• Task directions
Copy each line of the data below with the word "Cannon".

### Given information ###

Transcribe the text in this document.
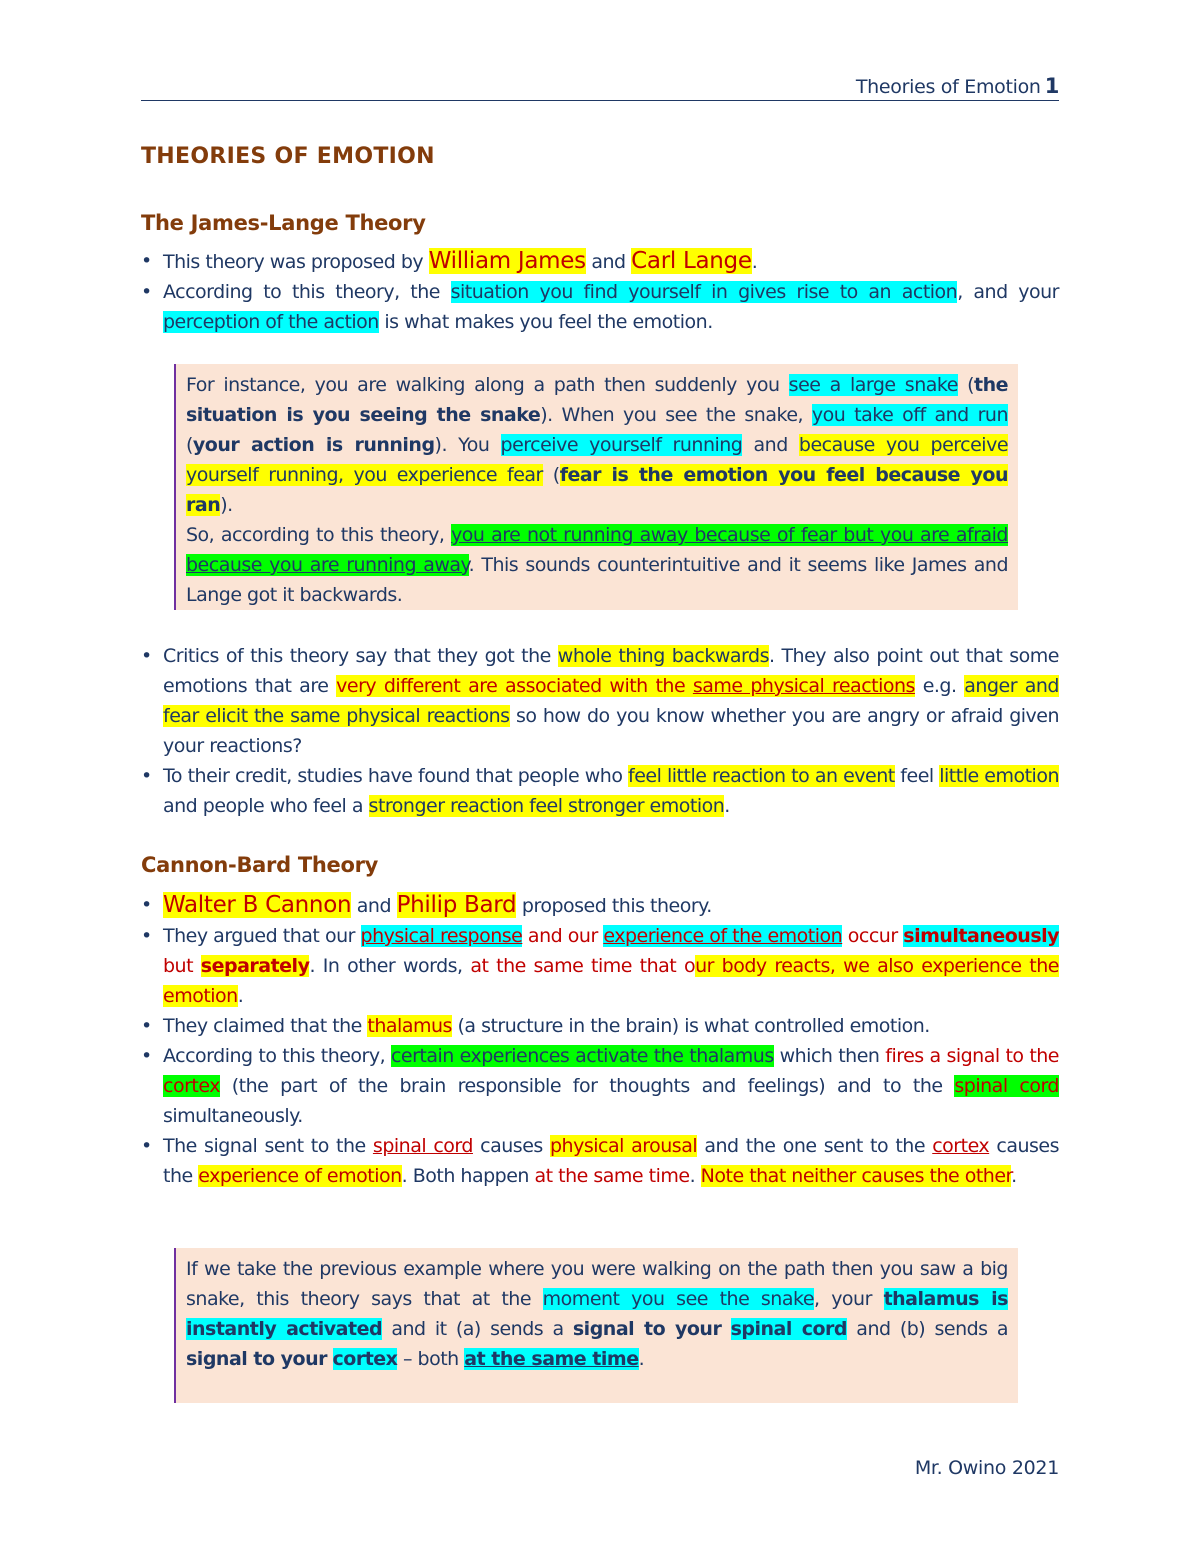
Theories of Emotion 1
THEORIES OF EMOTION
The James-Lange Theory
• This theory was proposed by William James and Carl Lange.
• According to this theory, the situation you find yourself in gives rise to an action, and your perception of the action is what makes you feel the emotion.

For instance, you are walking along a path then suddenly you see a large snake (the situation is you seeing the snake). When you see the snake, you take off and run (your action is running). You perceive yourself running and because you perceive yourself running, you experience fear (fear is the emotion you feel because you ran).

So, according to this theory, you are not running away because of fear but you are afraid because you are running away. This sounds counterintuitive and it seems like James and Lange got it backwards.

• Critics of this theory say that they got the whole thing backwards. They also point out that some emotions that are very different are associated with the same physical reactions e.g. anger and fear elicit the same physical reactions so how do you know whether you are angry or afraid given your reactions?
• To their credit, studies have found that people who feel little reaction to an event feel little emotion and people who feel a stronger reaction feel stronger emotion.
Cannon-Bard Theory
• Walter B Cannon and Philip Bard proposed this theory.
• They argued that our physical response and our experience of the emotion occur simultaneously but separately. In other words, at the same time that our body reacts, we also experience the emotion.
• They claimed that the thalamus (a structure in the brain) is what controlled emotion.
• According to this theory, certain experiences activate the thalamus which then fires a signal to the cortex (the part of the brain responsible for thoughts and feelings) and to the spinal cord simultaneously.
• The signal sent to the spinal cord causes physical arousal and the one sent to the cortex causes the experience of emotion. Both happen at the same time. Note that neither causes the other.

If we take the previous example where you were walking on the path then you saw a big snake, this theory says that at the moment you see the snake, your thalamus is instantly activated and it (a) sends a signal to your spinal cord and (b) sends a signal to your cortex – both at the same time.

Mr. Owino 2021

###

• Final answer
Cannon-Bard Theory
• Walter B Cannon and Philip Bard proposed this theory.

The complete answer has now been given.